→ **Texte de l'exercice**
□ □ □ □ □ □ □

MENU

La consolidation dans le marché ne doit pas amenuiser l’intérêt du client

par Andrea Lubeck | 02 février 2018 07h00

Evelyne Verrier

Malgré la consolidation qui a cours dans l’industrie, l’intérêt du client doit demeurer une priorité pour les conseillers et intermédiaires de marché.

Cette réflexion est celle d’Evelyne Verrier, associée chez Lavery. Elle l’a partagée lors d’une conférence prononcée à l’occasion du plus récent Congrès 2017 de l’assurance et de l’investissement.

« Face à toute cette consolidation, des enjeux demeurent. L’intérêt supérieur du client doit être priorisé. Agir en conseiller consciencieux, divulguer les liens d’affaires, respecter les règles concernant les conflits d’intérêts, avoir à cœur d’assurer l’impartialité et l’indépendance malgré tous ces mouvements pour être à la fine pointe », a-t-elle expliqué.

Parallèle avec le projet de loi 150

Me Verrier a établi un parallèle entre le projet de loi 150 proposé par le ministre des Finances Carlos Leitão dans l’industrie de l’assurance de dommages et la situation dont est témoin le marché de l’assurance de personnes. Notamment, le projet de loi évoque la règle des 20 %, soit la limite de participation qu’un assureur ou une institution financière peut détenir dans un cabinet. Un cabinet ne pourra plus être inscrit en tant que courtier si la participation d’un assureur ou d’une institution financière dépasse le seuil des 20 %, auquel cas l’inscription devra être faite en tant qu’agence.

□ □ □ □ □ □ □

→ **Données fournies**
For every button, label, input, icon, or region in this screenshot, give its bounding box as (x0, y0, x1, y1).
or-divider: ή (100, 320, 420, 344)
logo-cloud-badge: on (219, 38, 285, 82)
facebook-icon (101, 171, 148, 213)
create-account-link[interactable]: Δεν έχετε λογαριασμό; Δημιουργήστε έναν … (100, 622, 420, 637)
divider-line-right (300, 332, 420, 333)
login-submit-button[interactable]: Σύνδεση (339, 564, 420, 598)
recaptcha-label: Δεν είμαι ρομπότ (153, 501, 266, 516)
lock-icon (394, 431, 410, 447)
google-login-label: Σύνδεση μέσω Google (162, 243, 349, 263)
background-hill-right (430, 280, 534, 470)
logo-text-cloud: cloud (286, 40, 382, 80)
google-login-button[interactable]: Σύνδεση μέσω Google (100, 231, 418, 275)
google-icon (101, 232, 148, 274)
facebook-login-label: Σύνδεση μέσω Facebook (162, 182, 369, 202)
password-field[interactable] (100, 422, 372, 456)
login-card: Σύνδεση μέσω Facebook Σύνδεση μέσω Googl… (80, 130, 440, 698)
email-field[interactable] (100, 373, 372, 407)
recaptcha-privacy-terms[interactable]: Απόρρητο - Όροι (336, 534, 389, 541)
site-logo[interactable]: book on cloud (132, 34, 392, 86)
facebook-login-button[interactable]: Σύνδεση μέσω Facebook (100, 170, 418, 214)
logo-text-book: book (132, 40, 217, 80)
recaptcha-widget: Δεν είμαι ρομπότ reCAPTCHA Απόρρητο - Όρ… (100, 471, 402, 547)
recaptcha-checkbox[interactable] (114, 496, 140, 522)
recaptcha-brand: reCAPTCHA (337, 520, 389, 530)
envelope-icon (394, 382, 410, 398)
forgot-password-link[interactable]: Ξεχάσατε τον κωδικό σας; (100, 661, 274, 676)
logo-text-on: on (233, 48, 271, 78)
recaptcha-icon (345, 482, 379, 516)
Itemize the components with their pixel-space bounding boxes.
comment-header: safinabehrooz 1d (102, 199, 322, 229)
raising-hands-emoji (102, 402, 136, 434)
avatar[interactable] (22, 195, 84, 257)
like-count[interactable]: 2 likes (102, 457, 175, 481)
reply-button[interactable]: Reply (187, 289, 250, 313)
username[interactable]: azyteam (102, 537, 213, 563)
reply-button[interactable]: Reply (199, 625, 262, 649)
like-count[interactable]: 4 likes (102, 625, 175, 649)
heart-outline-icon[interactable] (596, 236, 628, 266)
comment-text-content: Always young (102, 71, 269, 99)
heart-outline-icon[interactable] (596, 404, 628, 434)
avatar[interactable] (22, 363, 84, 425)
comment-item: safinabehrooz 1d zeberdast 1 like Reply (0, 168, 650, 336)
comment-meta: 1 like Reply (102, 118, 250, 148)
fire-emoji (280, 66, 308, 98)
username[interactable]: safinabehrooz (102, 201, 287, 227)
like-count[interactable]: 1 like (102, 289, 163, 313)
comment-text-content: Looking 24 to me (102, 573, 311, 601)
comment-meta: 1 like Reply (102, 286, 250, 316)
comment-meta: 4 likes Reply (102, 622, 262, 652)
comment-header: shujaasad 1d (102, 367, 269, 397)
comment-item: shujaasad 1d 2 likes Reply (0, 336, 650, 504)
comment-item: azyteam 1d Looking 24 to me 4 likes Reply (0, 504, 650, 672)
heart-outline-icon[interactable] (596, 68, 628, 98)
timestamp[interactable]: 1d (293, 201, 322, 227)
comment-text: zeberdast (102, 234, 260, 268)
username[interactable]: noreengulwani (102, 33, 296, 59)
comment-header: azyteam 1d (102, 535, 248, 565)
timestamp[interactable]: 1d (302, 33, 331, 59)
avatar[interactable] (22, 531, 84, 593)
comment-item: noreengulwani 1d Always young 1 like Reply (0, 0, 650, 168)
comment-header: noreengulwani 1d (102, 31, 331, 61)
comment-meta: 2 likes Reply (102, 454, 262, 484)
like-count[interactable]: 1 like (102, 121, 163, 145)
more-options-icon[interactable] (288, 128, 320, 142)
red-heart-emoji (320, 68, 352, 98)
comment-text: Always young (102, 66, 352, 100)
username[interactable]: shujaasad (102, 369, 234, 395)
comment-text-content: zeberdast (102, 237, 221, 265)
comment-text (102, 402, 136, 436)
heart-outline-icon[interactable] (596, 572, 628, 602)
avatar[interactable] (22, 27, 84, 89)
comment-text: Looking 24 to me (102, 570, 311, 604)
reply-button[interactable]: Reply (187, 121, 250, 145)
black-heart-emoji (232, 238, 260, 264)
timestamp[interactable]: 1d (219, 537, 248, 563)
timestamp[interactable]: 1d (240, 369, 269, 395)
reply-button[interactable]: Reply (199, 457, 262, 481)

□ □ □ □ □ □ □

→ **Consigne**
Répondez d'après le texte sur la consolidation du marché :
1. De quel cabinet Evelyne Verrier est-elle associée ?
2. À quelle occasion a-t-elle prononcé la conférence où elle a partagé cette réflexion ?
3. Quel seuil de participation d'un assureur ou d'une institution financière dans un cabinet le projet de loi 150 fixe-t-il ?
Ces enregistrements proviennent d'une source distincte du texte.

→ **Corrigé**
1. Lavery.
2. Le Congrès 2017 de l'assurance et de l'investissement.
3. 20 %.